• _Collected data_
════════════════

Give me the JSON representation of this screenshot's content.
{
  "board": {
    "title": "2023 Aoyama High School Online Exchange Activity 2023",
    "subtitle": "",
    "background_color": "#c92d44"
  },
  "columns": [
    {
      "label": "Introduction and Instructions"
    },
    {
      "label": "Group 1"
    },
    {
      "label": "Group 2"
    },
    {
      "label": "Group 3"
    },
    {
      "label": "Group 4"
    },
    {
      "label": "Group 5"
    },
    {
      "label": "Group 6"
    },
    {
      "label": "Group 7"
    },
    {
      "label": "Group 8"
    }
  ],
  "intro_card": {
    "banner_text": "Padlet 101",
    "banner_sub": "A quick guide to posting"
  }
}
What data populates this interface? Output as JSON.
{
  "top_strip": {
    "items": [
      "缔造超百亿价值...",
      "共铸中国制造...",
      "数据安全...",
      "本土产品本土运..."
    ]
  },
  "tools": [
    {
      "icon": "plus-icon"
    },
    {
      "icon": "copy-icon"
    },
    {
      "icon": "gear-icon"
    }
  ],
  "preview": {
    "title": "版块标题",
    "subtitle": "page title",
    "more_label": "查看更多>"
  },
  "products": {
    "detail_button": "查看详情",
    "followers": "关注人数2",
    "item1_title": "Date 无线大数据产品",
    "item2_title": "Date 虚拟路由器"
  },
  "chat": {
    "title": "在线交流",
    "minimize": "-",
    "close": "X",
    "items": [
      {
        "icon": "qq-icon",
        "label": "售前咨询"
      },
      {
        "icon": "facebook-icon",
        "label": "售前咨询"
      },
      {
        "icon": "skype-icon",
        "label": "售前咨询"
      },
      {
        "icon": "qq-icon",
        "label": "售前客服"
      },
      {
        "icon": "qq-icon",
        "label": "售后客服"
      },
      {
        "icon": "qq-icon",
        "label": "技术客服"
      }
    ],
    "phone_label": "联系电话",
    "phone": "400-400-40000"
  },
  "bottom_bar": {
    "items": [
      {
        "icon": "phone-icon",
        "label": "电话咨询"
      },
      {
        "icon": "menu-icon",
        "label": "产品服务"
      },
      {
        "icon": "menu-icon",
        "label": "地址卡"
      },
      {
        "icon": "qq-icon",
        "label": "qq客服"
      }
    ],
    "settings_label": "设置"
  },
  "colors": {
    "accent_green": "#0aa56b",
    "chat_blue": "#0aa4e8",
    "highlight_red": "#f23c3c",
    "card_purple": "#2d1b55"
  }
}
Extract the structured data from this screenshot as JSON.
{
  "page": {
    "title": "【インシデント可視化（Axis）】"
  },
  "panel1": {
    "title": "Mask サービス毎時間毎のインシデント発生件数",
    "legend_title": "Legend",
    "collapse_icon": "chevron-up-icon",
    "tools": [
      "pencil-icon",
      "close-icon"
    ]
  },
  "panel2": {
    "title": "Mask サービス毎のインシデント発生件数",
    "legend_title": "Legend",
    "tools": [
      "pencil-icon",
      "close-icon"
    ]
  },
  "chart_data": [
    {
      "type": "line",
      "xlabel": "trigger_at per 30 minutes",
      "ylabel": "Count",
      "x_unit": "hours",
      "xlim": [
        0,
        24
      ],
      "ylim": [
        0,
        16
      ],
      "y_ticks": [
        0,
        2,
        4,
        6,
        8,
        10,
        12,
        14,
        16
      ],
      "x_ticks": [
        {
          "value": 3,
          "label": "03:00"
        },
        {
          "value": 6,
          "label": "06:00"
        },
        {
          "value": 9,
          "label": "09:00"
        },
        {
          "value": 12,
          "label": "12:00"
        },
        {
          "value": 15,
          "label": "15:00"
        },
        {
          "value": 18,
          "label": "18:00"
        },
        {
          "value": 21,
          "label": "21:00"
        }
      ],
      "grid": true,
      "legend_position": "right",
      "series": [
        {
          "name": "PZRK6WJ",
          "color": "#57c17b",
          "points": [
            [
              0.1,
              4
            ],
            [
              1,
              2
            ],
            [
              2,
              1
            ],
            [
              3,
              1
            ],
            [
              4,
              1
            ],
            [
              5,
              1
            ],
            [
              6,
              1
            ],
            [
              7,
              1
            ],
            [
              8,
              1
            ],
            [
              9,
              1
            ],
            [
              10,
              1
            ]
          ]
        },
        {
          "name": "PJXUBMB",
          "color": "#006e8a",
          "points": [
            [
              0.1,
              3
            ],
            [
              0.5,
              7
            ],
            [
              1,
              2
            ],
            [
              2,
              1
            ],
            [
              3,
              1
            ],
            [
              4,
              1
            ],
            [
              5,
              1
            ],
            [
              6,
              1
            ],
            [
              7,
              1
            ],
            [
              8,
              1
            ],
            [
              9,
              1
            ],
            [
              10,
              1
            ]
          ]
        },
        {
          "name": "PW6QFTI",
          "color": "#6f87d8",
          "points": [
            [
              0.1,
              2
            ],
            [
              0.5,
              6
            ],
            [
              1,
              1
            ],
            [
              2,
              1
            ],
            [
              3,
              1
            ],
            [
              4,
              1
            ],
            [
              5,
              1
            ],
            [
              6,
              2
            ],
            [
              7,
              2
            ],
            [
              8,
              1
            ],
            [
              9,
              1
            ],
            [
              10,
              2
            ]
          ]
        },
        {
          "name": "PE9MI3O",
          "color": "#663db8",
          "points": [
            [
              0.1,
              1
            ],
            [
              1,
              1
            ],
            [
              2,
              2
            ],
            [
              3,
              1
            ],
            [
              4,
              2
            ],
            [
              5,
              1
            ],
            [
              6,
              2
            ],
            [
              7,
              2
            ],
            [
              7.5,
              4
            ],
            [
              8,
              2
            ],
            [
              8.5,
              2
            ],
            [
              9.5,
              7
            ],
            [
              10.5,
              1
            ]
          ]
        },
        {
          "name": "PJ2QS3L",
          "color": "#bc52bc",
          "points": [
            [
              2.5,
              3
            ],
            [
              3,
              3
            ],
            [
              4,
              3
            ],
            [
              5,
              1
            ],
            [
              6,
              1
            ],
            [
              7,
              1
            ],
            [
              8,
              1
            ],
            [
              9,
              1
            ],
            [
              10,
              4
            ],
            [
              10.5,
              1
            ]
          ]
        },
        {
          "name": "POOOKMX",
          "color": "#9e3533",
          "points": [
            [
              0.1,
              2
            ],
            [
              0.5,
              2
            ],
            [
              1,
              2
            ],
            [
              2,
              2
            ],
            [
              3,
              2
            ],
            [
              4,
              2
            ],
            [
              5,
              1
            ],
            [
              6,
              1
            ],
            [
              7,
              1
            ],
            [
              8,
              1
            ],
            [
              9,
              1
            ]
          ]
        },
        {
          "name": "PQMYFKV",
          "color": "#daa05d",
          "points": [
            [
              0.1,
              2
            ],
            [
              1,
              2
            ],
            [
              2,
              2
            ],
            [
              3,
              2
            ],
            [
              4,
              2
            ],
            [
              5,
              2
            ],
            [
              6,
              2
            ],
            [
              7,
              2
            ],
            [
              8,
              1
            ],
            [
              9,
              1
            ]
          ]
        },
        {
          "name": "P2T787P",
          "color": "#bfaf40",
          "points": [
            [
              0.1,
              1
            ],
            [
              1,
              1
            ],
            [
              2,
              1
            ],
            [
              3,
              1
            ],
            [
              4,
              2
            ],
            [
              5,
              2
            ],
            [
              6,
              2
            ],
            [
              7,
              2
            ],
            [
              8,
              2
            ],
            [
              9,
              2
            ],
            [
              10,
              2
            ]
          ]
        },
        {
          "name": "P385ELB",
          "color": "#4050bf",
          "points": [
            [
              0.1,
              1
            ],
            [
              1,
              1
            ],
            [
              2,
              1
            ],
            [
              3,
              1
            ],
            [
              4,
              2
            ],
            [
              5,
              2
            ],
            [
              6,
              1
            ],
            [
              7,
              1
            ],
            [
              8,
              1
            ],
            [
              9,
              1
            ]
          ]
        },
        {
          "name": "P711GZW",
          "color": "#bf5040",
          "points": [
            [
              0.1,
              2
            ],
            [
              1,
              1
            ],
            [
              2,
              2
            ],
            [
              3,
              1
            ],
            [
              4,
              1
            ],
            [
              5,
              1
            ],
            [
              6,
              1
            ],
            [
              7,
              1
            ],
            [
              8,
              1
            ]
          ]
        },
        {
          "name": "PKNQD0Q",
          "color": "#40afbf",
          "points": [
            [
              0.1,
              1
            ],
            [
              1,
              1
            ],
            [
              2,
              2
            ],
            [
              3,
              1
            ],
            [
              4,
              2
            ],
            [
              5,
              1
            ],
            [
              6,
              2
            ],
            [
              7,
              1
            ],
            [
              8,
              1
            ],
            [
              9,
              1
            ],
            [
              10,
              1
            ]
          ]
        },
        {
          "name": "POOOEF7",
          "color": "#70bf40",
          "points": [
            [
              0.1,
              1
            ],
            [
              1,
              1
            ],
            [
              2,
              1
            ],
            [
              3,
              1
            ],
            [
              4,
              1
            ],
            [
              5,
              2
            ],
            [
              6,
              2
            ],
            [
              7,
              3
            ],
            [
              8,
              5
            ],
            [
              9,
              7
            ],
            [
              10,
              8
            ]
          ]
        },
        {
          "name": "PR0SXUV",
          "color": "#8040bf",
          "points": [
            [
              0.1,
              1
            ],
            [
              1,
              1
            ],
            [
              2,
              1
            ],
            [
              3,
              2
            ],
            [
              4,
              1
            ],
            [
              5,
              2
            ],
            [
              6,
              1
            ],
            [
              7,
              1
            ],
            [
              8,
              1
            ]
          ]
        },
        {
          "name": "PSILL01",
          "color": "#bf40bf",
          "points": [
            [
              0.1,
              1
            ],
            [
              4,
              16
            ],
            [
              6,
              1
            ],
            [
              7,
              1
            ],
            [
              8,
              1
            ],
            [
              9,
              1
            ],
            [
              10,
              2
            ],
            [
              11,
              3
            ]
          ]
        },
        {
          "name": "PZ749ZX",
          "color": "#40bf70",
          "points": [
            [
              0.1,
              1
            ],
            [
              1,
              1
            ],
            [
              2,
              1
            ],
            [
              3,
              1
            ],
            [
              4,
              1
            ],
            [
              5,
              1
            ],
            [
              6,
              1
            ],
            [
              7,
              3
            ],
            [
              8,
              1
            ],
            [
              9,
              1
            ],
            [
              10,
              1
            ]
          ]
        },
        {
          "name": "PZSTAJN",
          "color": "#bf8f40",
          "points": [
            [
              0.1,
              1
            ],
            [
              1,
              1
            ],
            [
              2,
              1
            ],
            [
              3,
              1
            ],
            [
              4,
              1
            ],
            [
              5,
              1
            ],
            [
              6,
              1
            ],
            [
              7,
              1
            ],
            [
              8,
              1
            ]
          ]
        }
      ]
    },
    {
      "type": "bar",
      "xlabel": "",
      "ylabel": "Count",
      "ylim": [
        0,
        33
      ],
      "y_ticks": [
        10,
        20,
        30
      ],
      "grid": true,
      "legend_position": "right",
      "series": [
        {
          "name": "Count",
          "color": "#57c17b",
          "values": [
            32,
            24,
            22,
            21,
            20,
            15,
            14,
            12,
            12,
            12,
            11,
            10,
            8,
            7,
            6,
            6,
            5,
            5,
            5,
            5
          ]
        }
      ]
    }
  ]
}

════════════════

• _WHAT TO PRODUCE_
Your task is to list each line of the records with the word "Date".

• _TASK RESPONSE_
    "item1_title": "Date 无线大数据产品",
    "item2_title": "Date 虚拟路由器"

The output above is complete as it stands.